■ The request ■
Your task is to output the entries below word for word.

■ Records to process ■
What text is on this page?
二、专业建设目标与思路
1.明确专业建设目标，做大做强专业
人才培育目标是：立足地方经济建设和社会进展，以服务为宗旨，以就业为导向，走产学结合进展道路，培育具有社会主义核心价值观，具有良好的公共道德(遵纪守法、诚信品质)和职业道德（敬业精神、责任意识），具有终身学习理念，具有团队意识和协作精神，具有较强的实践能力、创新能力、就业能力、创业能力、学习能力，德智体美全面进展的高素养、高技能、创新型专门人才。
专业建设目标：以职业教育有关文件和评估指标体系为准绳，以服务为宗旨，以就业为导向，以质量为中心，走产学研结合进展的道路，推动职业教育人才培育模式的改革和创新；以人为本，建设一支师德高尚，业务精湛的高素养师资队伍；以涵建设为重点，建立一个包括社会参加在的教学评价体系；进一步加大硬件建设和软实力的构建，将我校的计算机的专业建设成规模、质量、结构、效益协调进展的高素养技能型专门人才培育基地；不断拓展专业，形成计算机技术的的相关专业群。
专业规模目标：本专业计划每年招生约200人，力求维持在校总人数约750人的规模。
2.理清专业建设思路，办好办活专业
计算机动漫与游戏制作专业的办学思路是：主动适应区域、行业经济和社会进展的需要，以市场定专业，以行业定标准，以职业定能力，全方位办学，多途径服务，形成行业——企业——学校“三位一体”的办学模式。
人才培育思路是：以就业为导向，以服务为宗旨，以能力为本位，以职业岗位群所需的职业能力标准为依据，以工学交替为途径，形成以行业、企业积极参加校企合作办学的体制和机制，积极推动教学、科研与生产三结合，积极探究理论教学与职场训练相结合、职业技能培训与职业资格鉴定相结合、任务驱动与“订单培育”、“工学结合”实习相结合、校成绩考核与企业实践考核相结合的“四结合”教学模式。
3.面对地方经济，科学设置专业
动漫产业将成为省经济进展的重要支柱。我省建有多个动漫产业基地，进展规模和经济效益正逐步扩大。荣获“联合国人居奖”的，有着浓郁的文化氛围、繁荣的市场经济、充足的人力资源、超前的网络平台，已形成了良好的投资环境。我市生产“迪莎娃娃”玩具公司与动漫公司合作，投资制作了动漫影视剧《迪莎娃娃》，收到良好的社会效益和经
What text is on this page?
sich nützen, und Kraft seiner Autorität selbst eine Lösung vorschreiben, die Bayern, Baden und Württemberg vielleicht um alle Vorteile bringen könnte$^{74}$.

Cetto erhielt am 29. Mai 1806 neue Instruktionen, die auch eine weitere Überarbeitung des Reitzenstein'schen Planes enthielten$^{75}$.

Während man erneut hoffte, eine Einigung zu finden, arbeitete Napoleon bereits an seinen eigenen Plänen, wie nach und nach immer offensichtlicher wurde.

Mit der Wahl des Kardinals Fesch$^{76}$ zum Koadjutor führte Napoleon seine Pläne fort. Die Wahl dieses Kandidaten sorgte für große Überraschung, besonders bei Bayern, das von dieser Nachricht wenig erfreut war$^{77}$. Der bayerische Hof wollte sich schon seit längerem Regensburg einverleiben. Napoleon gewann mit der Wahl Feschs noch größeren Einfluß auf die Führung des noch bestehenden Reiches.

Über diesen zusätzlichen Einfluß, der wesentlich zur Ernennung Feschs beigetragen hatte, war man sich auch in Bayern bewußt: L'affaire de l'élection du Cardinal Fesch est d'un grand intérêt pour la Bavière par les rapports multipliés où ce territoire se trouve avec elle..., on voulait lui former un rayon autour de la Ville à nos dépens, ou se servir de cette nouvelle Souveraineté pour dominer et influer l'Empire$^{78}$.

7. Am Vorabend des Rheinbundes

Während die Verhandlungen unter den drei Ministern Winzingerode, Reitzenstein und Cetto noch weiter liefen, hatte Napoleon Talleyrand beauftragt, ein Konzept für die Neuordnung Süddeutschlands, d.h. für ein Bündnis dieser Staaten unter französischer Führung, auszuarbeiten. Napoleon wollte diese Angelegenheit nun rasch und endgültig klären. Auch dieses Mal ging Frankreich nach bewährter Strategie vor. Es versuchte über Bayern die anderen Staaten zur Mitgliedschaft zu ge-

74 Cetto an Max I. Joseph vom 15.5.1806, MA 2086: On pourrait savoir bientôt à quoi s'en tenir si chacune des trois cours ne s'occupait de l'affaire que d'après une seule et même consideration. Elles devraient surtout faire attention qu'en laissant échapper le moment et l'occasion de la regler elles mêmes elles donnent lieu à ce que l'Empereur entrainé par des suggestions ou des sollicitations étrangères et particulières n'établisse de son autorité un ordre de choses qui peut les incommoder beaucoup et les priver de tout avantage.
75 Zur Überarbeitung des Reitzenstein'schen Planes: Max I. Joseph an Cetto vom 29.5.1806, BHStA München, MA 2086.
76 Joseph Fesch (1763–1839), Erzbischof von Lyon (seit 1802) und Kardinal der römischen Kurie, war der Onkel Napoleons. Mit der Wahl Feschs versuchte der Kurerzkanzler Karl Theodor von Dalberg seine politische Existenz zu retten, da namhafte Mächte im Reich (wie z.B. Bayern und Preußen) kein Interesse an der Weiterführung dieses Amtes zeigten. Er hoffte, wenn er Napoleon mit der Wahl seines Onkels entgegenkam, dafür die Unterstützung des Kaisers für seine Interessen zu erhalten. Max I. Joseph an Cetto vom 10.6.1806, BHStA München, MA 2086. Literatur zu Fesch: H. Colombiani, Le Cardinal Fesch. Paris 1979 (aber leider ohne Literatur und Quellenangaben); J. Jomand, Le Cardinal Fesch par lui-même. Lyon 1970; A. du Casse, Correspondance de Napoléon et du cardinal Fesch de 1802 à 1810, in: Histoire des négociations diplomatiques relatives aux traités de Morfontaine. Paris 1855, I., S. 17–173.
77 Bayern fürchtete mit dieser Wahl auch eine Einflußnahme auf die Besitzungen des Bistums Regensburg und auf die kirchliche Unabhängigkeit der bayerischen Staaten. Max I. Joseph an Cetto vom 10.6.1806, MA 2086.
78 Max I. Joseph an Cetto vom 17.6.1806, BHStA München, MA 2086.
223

■ Response below ■
What text is on this page?
二、专业建设目标与思路
1.明确专业建设目标，做大做强专业
人才培育目标是：立足地方经济建设和社会进展，以服务为宗旨，以就业为导向，走产学结合进展道路，培育具有社会主义核心价值观，具有良好的公共道德(遵纪守法、诚信品质)和职业道德（敬业精神、责任意识），具有终身学习理念，具有团队意识和协作精神，具有较强的实践能力、创新能力、就业能力、创业能力、学习能力，德智体美全面进展的高素养、高技能、创新型专门人才。
专业建设目标：以职业教育有关文件和评估指标体系为准绳，以服务为宗旨，以就业为导向，以质量为中心，走产学研结合进展的道路，推动职业教育人才培育模式的改革和创新；以人为本，建设一支师德高尚，业务精湛的高素养师资队伍；以涵建设为重点，建立一个包括社会参加在的教学评价体系；进一步加大硬件建设和软实力的构建，将我校的计算机的专业建设成规模、质量、结构、效益协调进展的高素养技能型专门人才培育基地；不断拓展专业，形成计算机技术的的相关专业群。
专业规模目标：本专业计划每年招生约200人，力求维持在校总人数约750人的规模。
2.理清专业建设思路，办好办活专业
计算机动漫与游戏制作专业的办学思路是：主动适应区域、行业经济和社会进展的需要，以市场定专业，以行业定标准，以职业定能力，全方位办学，多途径服务，形成行业——企业——学校“三位一体”的办学模式。
人才培育思路是：以就业为导向，以服务为宗旨，以能力为本位，以职业岗位群所需的职业能力标准为依据，以工学交替为途径，形成以行业、企业积极参加校企合作办学的体制和机制，积极推动教学、科研与生产三结合，积极探究理论教学与职场训练相结合、职业技能培训与职业资格鉴定相结合、任务驱动与“订单培育”、“工学结合”实习相结合、校成绩考核与企业实践考核相结合的“四结合”教学模式。
3.面对地方经济，科学设置专业
动漫产业将成为省经济进展的重要支柱。我省建有多个动漫产业基地，进展规模和经济效益正逐步扩大。荣获“联合国人居奖”的，有着浓郁的文化氛围、繁荣的市场经济、充足的人力资源、超前的网络平台，已形成了良好的投资环境。我市生产“迪莎娃娃”玩具公司与动漫公司合作，投资制作了动漫影视剧《迪莎娃娃》，收到良好的社会效益和经
What text is on this page?
sich nützen, und Kraft seiner Autorität selbst eine Lösung vorschreiben, die Bayern, Baden und Württemberg vielleicht um alle Vorteile bringen könnte$^{74}$.

Cetto erhielt am 29. Mai 1806 neue Instruktionen, die auch eine weitere Überarbeitung des Reitzenstein'schen Planes enthielten$^{75}$.

Während man erneut hoffte, eine Einigung zu finden, arbeitete Napoleon bereits an seinen eigenen Plänen, wie nach und nach immer offensichtlicher wurde.

Mit der Wahl des Kardinals Fesch$^{76}$ zum Koadjutor führte Napoleon seine Pläne fort. Die Wahl dieses Kandidaten sorgte für große Überraschung, besonders bei Bayern, das von dieser Nachricht wenig erfreut war$^{77}$. Der bayerische Hof wollte sich schon seit längerem Regensburg einverleiben. Napoleon gewann mit der Wahl Feschs noch größeren Einfluß auf die Führung des noch bestehenden Reiches.

Über diesen zusätzlichen Einfluß, der wesentlich zur Ernennung Feschs beigetragen hatte, war man sich auch in Bayern bewußt: L'affaire de l'élection du Cardinal Fesch est d'un grand intérêt pour la Bavière par les rapports multipliés où ce territoire se trouve avec elle..., on voulait lui former un rayon autour de la Ville à nos dépens, ou se servir de cette nouvelle Souveraineté pour dominer et influer l'Empire$^{78}$.

7. Am Vorabend des Rheinbundes

Während die Verhandlungen unter den drei Ministern Winzingerode, Reitzenstein und Cetto noch weiter liefen, hatte Napoleon Talleyrand beauftragt, ein Konzept für die Neuordnung Süddeutschlands, d.h. für ein Bündnis dieser Staaten unter französischer Führung, auszuarbeiten. Napoleon wollte diese Angelegenheit nun rasch und endgültig klären. Auch dieses Mal ging Frankreich nach bewährter Strategie vor. Es versuchte über Bayern die anderen Staaten zur Mitgliedschaft zu ge-

74 Cetto an Max I. Joseph vom 15.5.1806, MA 2086: On pourrait savoir bientôt à quoi s'en tenir si chacune des trois cours ne s'occupait de l'affaire que d'après une seule et même consideration. Elles devraient surtout faire attention qu'en laissant échapper le moment et l'occasion de la regler elles mêmes elles donnent lieu à ce que l'Empereur entrainé par des suggestions ou des sollicitations étrangères et particulières n'établisse de son autorité un ordre de choses qui peut les incommoder beaucoup et les priver de tout avantage.
75 Zur Überarbeitung des Reitzenstein'schen Planes: Max I. Joseph an Cetto vom 29.5.1806, BHStA München, MA 2086.
76 Joseph Fesch (1763–1839), Erzbischof von Lyon (seit 1802) und Kardinal der römischen Kurie, war der Onkel Napoleons. Mit der Wahl Feschs versuchte der Kurerzkanzler Karl Theodor von Dalberg seine politische Existenz zu retten, da namhafte Mächte im Reich (wie z.B. Bayern und Preußen) kein Interesse an der Weiterführung dieses Amtes zeigten. Er hoffte, wenn er Napoleon mit der Wahl seines Onkels entgegenkam, dafür die Unterstützung des Kaisers für seine Interessen zu erhalten. Max I. Joseph an Cetto vom 10.6.1806, BHStA München, MA 2086. Literatur zu Fesch: H. Colombiani, Le Cardinal Fesch. Paris 1979 (aber leider ohne Literatur und Quellenangaben); J. Jomand, Le Cardinal Fesch par lui-même. Lyon 1970; A. du Casse, Correspondance de Napoléon et du cardinal Fesch de 1802 à 1810, in: Histoire des négociations diplomatiques relatives aux traités de Morfontaine. Paris 1855, I., S. 17–173.
77 Bayern fürchtete mit dieser Wahl auch eine Einflußnahme auf die Besitzungen des Bistums Regensburg und auf die kirchliche Unabhängigkeit der bayerischen Staaten. Max I. Joseph an Cetto vom 10.6.1806, MA 2086.
78 Max I. Joseph an Cetto vom 17.6.1806, BHStA München, MA 2086.
223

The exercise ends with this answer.